__Exercise inputs__:
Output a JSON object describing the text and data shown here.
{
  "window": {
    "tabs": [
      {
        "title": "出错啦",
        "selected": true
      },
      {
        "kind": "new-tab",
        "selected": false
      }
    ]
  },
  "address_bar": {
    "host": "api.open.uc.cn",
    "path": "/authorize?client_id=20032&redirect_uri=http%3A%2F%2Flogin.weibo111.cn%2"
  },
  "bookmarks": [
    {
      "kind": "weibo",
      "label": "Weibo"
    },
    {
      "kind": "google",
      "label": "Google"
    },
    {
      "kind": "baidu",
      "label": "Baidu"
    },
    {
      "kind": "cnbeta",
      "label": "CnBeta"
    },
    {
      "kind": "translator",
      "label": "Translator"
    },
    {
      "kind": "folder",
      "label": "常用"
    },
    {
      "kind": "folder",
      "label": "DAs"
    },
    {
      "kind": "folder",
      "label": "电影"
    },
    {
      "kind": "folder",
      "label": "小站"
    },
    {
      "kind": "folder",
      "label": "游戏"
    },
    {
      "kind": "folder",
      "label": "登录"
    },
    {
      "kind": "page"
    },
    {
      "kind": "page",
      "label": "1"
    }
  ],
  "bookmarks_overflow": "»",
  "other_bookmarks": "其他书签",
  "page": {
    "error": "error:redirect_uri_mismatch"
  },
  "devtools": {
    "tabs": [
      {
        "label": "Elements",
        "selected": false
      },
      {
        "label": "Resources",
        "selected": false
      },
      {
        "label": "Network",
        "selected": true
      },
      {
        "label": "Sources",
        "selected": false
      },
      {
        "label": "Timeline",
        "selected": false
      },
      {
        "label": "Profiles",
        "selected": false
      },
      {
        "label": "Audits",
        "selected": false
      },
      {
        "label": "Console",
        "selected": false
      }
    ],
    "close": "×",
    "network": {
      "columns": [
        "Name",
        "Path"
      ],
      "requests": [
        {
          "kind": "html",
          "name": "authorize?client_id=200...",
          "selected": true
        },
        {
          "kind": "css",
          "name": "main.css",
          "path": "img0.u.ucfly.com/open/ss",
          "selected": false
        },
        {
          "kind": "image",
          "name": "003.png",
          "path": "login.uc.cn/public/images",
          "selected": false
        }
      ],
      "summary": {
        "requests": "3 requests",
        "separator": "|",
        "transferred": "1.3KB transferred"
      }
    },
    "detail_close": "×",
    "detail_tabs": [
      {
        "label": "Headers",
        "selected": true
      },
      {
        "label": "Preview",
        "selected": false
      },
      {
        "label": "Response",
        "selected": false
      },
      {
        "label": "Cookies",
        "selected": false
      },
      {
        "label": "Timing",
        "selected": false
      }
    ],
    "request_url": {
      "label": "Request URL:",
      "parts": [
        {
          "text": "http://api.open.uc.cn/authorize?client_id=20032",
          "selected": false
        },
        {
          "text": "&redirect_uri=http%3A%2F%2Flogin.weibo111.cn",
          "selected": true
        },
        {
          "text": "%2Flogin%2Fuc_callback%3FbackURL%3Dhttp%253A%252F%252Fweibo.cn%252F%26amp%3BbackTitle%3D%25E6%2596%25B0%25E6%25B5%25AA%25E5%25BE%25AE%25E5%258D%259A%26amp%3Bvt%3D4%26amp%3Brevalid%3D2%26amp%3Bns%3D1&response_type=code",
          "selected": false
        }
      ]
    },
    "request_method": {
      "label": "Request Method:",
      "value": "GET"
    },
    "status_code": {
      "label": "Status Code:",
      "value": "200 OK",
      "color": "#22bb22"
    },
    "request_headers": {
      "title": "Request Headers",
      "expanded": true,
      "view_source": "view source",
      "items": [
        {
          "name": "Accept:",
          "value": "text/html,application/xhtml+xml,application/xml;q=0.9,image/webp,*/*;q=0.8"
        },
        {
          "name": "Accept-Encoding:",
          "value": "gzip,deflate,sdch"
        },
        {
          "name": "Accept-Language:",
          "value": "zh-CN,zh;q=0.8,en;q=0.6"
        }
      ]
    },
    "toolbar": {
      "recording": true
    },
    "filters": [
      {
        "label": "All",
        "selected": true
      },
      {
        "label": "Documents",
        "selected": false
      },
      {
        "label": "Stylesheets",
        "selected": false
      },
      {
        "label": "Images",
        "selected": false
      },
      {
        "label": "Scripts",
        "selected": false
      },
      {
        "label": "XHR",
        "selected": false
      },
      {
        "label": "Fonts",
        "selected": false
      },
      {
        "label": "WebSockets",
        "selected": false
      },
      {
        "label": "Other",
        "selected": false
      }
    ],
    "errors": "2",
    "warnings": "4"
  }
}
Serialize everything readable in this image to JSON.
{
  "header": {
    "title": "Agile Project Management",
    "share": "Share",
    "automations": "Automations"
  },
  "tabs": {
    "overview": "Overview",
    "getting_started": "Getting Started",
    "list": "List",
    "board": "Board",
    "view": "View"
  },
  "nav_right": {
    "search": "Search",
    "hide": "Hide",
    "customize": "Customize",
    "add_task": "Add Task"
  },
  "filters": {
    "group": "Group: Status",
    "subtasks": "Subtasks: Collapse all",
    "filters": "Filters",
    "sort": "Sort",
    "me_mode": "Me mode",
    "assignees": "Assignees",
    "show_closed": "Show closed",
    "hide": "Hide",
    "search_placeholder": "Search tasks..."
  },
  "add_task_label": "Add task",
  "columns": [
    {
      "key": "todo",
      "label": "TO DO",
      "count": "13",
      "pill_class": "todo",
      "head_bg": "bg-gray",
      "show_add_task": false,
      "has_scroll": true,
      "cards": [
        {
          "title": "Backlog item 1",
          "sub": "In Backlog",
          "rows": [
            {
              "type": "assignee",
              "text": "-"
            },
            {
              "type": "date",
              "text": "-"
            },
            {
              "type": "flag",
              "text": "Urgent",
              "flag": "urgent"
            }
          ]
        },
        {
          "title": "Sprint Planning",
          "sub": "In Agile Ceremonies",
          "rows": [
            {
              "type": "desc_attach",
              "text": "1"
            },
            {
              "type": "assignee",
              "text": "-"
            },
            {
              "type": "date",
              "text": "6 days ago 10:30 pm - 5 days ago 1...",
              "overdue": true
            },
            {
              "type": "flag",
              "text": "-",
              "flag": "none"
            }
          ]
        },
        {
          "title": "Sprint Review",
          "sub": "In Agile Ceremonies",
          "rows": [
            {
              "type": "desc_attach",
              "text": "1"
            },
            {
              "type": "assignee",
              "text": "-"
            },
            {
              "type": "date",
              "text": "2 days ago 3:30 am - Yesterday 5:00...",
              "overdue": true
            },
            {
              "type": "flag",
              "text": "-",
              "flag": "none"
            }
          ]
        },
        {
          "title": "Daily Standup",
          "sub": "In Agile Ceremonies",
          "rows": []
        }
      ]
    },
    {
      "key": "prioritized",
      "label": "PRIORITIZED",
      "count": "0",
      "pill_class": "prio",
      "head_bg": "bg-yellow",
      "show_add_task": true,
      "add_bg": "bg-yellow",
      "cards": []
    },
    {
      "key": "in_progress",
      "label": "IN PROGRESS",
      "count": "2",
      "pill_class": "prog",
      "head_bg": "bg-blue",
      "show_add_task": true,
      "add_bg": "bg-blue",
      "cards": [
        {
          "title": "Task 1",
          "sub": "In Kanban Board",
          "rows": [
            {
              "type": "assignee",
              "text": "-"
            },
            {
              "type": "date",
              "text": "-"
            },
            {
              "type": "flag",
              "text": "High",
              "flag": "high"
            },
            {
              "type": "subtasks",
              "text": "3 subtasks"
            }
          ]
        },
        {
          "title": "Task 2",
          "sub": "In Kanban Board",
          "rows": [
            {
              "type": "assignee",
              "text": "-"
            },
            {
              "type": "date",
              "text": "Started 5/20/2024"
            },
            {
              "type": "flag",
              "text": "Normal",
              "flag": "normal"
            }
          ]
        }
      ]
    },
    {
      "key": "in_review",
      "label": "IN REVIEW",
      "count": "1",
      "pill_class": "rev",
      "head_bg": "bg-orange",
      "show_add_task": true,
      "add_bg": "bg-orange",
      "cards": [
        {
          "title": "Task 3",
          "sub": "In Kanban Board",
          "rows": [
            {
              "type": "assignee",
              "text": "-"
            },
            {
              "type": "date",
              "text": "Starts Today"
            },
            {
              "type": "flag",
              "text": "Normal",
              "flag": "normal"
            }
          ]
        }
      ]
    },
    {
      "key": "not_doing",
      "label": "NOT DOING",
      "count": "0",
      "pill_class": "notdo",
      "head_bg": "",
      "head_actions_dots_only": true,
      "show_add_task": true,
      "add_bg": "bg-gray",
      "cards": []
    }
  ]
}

__Problem description__: Lines that include the word "Started" are to be extracted from the data above.

__Solution__:
    "getting_started": "Getting Started",
              "text": "Started 5/20/2024"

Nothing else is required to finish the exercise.